- PROVIDED INFORMATION:
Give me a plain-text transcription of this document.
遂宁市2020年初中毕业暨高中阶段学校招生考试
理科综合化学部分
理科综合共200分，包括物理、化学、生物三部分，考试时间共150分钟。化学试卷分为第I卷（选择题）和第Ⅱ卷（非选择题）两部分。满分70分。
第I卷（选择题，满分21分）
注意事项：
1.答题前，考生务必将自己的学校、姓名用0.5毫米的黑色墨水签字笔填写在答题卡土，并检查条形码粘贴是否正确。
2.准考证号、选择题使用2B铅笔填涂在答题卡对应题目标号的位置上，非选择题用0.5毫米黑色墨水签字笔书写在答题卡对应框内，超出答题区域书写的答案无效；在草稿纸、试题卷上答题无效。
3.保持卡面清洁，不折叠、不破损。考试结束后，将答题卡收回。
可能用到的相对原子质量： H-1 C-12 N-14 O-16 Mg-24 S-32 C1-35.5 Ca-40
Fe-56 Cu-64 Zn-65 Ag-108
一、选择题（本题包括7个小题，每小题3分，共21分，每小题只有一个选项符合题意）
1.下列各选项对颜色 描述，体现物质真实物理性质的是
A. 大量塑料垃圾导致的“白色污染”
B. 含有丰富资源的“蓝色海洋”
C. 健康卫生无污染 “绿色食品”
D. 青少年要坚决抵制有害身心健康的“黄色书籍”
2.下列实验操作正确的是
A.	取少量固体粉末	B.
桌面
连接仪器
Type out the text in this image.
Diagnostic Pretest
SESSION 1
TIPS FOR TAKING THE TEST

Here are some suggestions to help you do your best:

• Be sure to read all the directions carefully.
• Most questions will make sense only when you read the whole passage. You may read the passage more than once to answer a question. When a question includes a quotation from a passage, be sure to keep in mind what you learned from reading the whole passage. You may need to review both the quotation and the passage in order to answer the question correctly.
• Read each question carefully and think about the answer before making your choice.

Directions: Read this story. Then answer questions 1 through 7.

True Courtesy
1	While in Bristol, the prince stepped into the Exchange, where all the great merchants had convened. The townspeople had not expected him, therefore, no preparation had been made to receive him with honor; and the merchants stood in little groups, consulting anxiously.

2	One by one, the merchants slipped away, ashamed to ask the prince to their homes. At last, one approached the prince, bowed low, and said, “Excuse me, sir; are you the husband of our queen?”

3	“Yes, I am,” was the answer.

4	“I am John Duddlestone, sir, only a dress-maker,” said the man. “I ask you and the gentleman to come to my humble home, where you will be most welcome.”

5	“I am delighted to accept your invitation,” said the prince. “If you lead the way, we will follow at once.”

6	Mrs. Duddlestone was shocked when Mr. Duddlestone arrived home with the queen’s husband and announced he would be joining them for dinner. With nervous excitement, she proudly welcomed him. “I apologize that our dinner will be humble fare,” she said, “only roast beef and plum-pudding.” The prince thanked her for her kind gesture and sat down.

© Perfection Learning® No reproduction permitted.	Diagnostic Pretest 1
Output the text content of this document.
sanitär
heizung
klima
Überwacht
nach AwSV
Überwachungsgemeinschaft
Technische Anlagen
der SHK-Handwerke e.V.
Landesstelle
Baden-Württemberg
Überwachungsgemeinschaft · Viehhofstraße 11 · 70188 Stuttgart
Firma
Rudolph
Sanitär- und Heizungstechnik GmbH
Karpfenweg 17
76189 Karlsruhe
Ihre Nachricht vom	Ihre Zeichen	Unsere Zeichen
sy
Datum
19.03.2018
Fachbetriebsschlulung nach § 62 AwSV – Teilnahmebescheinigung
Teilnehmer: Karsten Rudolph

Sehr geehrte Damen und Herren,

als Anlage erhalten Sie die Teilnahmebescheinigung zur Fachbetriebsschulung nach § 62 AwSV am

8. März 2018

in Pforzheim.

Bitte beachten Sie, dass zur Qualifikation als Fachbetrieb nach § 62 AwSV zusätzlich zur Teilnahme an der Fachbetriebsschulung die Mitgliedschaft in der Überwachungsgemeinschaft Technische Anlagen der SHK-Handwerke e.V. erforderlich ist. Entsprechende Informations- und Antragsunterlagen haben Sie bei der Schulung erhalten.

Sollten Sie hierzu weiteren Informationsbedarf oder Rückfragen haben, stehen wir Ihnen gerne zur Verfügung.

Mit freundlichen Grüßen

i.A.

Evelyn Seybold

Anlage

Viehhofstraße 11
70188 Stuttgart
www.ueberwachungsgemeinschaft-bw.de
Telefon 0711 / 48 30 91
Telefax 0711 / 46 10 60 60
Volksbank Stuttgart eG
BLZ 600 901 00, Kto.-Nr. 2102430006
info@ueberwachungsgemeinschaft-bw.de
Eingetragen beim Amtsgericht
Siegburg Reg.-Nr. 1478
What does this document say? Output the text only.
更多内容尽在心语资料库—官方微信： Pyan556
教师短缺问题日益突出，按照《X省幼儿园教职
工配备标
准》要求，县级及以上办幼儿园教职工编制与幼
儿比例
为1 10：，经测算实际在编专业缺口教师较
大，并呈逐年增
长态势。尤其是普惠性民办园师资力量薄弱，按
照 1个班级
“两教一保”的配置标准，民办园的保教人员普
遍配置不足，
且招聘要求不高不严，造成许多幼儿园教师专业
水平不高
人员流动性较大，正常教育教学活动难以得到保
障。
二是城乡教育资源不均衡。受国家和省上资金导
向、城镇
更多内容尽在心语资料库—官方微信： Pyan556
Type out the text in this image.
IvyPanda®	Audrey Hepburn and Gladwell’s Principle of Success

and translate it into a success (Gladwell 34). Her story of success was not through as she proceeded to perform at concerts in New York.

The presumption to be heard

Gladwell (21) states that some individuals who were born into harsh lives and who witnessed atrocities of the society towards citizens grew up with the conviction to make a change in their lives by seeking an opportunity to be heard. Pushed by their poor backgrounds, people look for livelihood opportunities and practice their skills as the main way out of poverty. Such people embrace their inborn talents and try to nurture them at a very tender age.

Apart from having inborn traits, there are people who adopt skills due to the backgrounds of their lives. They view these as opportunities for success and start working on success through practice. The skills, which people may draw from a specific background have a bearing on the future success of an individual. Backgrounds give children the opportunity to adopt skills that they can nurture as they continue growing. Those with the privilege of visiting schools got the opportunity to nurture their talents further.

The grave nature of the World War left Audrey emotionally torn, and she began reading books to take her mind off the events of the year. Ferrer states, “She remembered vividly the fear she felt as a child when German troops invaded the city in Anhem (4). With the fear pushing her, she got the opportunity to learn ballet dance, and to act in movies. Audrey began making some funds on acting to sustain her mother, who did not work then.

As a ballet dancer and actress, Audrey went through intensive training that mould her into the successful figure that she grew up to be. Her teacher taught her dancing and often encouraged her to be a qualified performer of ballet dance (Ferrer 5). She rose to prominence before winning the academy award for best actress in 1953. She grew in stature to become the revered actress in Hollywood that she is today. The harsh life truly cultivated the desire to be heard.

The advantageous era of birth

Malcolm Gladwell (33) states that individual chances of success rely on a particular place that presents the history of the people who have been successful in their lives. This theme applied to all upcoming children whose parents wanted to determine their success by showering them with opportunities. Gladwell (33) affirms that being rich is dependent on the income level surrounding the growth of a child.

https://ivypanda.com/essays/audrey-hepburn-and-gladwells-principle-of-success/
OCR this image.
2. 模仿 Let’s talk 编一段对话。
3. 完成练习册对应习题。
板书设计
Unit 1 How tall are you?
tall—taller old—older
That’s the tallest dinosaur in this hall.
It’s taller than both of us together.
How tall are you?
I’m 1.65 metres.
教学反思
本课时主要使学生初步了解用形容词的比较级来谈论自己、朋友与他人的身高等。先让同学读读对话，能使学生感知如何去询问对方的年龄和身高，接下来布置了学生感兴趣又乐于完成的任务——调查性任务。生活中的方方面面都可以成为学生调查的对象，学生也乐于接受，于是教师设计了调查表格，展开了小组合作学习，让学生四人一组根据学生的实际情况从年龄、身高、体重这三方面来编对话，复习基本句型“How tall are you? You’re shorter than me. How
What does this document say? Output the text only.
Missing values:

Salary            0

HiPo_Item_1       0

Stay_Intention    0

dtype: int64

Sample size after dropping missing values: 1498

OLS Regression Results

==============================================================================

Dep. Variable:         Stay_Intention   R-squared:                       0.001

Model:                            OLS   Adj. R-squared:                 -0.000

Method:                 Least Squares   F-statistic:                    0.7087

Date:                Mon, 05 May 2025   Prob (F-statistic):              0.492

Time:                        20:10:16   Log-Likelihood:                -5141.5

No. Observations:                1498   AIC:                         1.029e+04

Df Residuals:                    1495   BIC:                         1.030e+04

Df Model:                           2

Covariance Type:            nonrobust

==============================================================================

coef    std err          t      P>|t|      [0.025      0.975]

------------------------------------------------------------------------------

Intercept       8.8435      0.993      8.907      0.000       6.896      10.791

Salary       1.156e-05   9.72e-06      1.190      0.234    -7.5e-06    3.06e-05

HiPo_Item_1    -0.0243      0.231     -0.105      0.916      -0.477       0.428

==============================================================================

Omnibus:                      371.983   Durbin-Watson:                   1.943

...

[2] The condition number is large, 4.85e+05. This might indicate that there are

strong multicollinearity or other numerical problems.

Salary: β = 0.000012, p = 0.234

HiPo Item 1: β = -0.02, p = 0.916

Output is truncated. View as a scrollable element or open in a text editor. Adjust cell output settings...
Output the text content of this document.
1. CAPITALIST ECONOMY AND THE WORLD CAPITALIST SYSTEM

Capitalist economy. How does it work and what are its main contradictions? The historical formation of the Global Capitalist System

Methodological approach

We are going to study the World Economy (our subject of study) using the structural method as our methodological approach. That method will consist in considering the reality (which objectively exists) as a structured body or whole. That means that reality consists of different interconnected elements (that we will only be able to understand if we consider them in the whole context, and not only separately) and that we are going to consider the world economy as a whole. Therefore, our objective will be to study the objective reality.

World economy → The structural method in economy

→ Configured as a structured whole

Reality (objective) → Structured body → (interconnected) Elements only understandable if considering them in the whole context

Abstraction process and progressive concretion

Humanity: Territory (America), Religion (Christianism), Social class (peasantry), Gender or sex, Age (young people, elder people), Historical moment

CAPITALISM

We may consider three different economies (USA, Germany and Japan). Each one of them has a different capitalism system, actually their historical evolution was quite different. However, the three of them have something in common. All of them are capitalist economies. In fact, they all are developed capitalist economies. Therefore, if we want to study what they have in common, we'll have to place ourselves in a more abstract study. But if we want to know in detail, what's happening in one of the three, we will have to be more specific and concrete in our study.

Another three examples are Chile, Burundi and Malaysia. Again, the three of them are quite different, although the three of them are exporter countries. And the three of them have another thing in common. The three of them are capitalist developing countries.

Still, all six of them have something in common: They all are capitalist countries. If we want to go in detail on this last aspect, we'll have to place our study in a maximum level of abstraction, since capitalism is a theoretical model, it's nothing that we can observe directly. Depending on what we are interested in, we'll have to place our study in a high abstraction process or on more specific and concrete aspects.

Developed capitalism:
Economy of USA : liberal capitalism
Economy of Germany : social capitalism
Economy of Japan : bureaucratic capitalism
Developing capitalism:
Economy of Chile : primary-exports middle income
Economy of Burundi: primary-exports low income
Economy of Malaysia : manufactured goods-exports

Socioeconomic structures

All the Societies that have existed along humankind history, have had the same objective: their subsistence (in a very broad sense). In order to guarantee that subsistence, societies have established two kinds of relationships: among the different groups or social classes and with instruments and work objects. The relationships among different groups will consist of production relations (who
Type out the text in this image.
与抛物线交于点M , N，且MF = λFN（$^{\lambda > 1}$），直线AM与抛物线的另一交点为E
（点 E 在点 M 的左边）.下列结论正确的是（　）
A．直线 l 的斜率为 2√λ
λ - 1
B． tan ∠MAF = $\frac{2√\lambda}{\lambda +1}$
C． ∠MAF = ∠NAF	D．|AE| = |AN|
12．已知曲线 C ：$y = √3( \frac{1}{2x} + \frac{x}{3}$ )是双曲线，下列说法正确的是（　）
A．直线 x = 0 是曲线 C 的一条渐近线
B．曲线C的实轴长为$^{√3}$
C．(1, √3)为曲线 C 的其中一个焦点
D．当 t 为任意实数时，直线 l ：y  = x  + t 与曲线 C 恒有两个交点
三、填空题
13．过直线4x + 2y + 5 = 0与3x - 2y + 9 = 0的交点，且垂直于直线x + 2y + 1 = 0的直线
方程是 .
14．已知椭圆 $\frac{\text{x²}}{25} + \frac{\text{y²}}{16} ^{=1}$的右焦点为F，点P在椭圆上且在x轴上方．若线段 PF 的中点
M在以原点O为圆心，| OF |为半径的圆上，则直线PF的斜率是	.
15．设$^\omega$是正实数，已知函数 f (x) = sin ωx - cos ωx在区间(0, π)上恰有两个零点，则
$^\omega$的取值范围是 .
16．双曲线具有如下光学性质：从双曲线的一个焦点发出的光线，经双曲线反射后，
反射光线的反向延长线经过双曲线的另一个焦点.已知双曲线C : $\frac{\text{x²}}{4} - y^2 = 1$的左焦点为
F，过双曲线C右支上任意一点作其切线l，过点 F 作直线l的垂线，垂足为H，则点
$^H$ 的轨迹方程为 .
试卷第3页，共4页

- SHORT EXERCISE: In the listing above, locate each line with "Chile" and copy it.

- SOLUTION TO THIS EXERCISE:
Another three examples are Chile, Burundi and Malaysia. Again, the three of them are quite different, although the three of them are exporter countries. And the three of them have another thing in common. The three of them are capitalist developing countries.
Economy of Chile : primary-exports middle income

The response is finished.